═════ Task inputs

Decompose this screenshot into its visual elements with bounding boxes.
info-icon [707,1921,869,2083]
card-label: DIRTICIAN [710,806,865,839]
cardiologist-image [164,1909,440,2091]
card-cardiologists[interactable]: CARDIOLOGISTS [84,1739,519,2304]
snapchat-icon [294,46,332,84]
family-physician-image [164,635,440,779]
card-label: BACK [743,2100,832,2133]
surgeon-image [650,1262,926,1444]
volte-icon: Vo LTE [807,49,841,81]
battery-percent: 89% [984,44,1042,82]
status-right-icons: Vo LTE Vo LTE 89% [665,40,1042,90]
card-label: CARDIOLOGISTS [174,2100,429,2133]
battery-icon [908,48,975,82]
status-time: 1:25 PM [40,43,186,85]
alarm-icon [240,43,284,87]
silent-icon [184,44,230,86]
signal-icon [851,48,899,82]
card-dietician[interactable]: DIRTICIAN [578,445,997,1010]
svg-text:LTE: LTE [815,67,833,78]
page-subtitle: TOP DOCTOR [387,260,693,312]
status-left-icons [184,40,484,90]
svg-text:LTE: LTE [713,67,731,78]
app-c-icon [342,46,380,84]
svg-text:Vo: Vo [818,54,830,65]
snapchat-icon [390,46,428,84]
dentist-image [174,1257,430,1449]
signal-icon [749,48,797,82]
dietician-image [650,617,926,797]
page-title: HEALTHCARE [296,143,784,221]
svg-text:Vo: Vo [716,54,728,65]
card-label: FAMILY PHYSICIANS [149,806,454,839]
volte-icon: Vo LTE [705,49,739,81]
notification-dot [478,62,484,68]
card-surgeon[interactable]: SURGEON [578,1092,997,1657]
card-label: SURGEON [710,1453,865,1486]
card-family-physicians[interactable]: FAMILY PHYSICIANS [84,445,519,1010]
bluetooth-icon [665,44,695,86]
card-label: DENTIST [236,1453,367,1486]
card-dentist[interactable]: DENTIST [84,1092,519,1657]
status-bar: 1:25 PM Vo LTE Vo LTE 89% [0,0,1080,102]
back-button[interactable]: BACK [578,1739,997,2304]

══════════

## Stated problem
Update the lines above so that every "DIRTICIAN" becomes "DIETICIAN", leaving the rest untouched.

## Exercise output
Decompose this screenshot into its visual elements with bounding boxes.
info-icon [707,1921,869,2083]
card-label: DIETICIAN [710,806,865,839]
cardiologist-image [164,1909,440,2091]
card-cardiologists[interactable]: CARDIOLOGISTS [84,1739,519,2304]
snapchat-icon [294,46,332,84]
family-physician-image [164,635,440,779]
card-label: BACK [743,2100,832,2133]
surgeon-image [650,1262,926,1444]
volte-icon: Vo LTE [807,49,841,81]
battery-percent: 89% [984,44,1042,82]
status-right-icons: Vo LTE Vo LTE 89% [665,40,1042,90]
card-label: CARDIOLOGISTS [174,2100,429,2133]
battery-icon [908,48,975,82]
status-time: 1:25 PM [40,43,186,85]
alarm-icon [240,43,284,87]
silent-icon [184,44,230,86]
signal-icon [851,48,899,82]
card-dietician[interactable]: DIETICIAN [578,445,997,1010]
svg-text:LTE: LTE [815,67,833,78]
page-subtitle: TOP DOCTOR [387,260,693,312]
status-left-icons [184,40,484,90]
svg-text:LTE: LTE [713,67,731,78]
app-c-icon [342,46,380,84]
svg-text:Vo: Vo [818,54,830,65]
snapchat-icon [390,46,428,84]
dentist-image [174,1257,430,1449]
signal-icon [749,48,797,82]
dietician-image [650,617,926,797]
page-title: HEALTHCARE [296,143,784,221]
svg-text:Vo: Vo [716,54,728,65]
card-label: FAMILY PHYSICIANS [149,806,454,839]
volte-icon: Vo LTE [705,49,739,81]
notification-dot [478,62,484,68]
card-surgeon[interactable]: SURGEON [578,1092,997,1657]
card-label: SURGEON [710,1453,865,1486]
card-family-physicians[interactable]: FAMILY PHYSICIANS [84,445,519,1010]
bluetooth-icon [665,44,695,86]
card-label: DENTIST [236,1453,367,1486]
card-dentist[interactable]: DENTIST [84,1092,519,1657]
status-bar: 1:25 PM Vo LTE Vo LTE 89% [0,0,1080,102]
back-button[interactable]: BACK [578,1739,997,2304]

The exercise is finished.